- **Exercise goal**: Find every line in the records below that holds the word "structure", and copy each one.

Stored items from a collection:
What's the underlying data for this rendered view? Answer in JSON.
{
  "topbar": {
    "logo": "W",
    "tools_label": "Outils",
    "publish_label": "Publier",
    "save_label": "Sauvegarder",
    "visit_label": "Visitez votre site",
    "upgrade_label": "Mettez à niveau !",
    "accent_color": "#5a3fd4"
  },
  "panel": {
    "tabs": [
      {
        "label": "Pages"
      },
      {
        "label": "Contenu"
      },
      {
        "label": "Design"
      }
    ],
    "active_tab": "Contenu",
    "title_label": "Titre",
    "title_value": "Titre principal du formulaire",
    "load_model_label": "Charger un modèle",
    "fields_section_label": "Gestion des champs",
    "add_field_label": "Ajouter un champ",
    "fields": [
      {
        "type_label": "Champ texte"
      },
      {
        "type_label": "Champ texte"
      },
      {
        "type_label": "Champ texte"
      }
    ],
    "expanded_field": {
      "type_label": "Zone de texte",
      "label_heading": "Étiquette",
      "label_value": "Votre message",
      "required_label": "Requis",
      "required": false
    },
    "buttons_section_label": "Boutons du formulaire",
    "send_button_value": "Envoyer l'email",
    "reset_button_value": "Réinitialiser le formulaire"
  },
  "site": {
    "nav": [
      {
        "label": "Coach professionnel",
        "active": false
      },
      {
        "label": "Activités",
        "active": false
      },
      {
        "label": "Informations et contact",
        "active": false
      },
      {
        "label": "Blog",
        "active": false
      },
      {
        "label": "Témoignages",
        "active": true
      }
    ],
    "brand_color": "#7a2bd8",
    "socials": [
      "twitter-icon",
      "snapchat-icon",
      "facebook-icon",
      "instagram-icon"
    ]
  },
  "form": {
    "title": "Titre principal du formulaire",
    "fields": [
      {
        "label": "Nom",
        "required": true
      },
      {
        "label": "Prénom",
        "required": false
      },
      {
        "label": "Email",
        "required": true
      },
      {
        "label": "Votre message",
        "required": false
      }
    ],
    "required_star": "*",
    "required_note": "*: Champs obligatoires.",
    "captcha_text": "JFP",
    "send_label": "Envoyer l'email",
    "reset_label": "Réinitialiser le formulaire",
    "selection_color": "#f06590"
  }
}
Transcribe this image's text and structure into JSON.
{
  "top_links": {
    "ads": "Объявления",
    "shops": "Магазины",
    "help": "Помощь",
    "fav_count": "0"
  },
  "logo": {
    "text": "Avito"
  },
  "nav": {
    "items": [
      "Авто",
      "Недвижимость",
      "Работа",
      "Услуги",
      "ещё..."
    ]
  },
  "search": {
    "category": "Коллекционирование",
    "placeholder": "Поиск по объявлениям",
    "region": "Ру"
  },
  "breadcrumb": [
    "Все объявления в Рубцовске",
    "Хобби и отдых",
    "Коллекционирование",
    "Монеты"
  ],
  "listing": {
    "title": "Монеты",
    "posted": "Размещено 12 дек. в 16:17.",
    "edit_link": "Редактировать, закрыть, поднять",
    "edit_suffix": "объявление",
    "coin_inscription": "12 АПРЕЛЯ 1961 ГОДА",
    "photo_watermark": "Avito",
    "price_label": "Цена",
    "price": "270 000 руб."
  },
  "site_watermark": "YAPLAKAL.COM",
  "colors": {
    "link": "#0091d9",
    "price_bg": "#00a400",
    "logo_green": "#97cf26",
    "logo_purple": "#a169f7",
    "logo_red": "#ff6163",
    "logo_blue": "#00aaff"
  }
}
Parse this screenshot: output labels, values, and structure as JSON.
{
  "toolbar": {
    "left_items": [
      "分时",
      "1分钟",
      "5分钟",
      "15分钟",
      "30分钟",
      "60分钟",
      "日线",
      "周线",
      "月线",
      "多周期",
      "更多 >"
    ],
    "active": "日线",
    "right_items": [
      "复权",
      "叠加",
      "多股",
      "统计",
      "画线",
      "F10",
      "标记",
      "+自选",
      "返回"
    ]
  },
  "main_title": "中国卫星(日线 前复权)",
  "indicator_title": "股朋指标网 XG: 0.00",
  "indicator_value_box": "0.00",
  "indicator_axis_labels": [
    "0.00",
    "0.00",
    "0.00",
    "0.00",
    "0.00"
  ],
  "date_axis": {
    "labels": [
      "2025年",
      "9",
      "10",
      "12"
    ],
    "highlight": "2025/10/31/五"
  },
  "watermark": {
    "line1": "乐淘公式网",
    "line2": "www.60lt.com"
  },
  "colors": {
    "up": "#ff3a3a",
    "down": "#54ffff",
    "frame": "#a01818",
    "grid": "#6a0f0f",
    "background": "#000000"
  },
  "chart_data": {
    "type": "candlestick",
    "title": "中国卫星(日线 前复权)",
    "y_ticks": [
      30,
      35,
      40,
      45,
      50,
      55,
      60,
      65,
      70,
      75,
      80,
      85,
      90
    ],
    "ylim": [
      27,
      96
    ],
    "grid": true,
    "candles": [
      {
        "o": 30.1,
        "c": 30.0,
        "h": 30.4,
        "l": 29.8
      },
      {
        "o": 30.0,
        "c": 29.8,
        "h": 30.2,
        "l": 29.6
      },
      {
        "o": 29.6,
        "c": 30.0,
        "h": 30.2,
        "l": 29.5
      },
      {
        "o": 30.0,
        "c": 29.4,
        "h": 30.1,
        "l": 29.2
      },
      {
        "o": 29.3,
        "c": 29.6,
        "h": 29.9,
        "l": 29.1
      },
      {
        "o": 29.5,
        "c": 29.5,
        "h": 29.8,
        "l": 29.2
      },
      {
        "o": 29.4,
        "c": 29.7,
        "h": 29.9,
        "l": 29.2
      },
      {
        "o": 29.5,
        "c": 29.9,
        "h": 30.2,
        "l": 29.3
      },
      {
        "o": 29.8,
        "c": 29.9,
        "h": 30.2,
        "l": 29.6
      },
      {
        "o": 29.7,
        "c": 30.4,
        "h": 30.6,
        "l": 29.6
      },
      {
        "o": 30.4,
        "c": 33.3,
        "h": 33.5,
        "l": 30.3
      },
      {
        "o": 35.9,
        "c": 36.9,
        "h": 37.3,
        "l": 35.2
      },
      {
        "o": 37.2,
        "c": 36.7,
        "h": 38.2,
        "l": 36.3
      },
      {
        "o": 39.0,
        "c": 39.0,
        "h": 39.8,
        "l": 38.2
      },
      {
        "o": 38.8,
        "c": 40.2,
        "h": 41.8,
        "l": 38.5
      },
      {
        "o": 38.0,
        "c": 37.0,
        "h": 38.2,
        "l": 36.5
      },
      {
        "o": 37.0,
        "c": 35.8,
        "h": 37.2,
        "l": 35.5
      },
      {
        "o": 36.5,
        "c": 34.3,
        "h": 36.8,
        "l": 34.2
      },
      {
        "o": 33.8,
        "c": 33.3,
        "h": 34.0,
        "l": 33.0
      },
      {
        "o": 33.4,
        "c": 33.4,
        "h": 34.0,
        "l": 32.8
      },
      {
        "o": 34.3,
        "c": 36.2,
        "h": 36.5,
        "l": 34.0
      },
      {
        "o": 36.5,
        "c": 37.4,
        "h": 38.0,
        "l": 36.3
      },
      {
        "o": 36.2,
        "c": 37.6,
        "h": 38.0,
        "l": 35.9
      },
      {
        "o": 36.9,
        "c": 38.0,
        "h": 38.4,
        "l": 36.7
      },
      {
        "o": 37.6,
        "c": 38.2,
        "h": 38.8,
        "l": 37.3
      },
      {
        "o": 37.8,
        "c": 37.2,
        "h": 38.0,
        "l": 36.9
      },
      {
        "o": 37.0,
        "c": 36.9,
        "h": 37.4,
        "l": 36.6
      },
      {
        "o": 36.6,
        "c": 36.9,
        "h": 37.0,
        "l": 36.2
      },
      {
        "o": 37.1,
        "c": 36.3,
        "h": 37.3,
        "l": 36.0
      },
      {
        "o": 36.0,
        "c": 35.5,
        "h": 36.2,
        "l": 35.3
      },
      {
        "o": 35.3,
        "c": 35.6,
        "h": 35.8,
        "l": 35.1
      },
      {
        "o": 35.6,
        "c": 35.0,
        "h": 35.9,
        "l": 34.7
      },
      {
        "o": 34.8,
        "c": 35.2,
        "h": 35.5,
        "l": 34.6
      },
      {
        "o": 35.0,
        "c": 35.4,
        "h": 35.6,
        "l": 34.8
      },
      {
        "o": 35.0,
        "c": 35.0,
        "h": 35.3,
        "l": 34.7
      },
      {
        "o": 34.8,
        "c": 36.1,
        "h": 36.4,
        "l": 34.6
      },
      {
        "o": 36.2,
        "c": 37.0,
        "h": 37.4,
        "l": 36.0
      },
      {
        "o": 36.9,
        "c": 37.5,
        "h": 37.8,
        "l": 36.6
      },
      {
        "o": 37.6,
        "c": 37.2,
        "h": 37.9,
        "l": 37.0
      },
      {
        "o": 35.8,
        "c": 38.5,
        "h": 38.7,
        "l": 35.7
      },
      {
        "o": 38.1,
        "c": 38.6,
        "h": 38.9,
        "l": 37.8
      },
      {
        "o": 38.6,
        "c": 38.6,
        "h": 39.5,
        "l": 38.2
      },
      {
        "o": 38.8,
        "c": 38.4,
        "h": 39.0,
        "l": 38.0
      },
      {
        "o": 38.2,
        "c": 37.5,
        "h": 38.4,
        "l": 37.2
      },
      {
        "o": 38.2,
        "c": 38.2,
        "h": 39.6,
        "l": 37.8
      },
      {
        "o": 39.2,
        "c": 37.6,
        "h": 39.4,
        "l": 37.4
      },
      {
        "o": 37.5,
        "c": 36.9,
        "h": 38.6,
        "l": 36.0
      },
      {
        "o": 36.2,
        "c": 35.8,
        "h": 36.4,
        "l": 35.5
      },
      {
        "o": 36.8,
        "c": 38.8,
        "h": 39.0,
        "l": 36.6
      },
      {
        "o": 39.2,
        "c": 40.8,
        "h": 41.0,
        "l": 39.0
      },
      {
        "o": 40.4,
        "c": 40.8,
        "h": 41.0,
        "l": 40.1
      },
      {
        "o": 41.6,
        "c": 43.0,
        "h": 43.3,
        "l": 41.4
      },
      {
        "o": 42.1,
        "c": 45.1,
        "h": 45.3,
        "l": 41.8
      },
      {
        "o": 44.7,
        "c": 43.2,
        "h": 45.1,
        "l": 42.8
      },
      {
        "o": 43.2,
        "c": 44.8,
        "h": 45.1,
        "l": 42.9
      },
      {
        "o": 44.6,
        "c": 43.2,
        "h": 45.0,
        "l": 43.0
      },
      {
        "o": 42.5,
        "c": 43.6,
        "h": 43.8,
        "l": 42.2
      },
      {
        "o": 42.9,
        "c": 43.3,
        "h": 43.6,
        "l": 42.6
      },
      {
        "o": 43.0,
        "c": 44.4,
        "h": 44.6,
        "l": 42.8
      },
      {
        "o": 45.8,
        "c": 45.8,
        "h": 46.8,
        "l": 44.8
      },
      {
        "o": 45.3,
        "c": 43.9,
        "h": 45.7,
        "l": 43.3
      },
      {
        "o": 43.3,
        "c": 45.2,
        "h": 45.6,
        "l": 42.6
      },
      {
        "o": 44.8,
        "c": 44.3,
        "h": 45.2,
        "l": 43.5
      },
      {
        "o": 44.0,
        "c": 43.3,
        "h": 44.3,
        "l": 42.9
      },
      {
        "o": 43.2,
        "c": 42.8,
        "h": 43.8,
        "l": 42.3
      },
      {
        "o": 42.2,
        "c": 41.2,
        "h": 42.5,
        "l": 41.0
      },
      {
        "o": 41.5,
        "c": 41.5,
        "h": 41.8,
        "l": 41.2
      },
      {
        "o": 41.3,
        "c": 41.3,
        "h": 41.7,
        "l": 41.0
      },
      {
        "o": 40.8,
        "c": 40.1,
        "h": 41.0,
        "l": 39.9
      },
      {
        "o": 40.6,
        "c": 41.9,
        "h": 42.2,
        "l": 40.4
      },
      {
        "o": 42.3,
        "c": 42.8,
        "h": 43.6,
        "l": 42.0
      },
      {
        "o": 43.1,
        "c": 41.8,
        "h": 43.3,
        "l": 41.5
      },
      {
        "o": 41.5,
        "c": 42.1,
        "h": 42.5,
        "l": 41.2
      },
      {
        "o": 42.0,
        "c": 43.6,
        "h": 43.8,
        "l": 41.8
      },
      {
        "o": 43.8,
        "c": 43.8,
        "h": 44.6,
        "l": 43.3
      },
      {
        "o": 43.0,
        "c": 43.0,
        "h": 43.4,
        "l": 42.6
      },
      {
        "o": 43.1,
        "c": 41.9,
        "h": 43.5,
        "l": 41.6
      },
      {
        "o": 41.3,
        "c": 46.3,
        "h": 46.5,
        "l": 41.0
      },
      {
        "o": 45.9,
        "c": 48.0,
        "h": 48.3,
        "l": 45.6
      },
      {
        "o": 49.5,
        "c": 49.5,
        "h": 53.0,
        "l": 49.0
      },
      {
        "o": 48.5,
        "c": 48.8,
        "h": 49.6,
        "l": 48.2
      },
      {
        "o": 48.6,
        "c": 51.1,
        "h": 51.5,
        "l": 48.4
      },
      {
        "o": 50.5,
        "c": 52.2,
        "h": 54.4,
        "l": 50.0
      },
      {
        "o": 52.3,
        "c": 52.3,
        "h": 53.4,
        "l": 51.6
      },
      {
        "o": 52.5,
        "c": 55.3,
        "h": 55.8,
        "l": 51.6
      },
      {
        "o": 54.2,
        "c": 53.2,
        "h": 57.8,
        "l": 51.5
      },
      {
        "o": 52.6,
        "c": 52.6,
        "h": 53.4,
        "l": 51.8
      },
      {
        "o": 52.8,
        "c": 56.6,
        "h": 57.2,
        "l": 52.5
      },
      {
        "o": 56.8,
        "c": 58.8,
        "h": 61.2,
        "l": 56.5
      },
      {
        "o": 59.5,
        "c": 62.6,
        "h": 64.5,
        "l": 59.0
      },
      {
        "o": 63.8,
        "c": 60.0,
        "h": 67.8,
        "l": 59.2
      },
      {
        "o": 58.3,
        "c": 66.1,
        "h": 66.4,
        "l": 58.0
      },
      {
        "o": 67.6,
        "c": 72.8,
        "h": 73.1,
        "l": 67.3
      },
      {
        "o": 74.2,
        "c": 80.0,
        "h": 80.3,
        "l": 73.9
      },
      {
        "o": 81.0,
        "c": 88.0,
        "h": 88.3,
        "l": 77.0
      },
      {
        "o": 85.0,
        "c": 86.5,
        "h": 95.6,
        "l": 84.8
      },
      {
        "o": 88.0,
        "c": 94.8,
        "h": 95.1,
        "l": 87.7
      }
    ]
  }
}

- **Solution to the exercise**:
Transcribe this image's text and structure into JSON.
Parse this screenshot: output labels, values, and structure as JSON.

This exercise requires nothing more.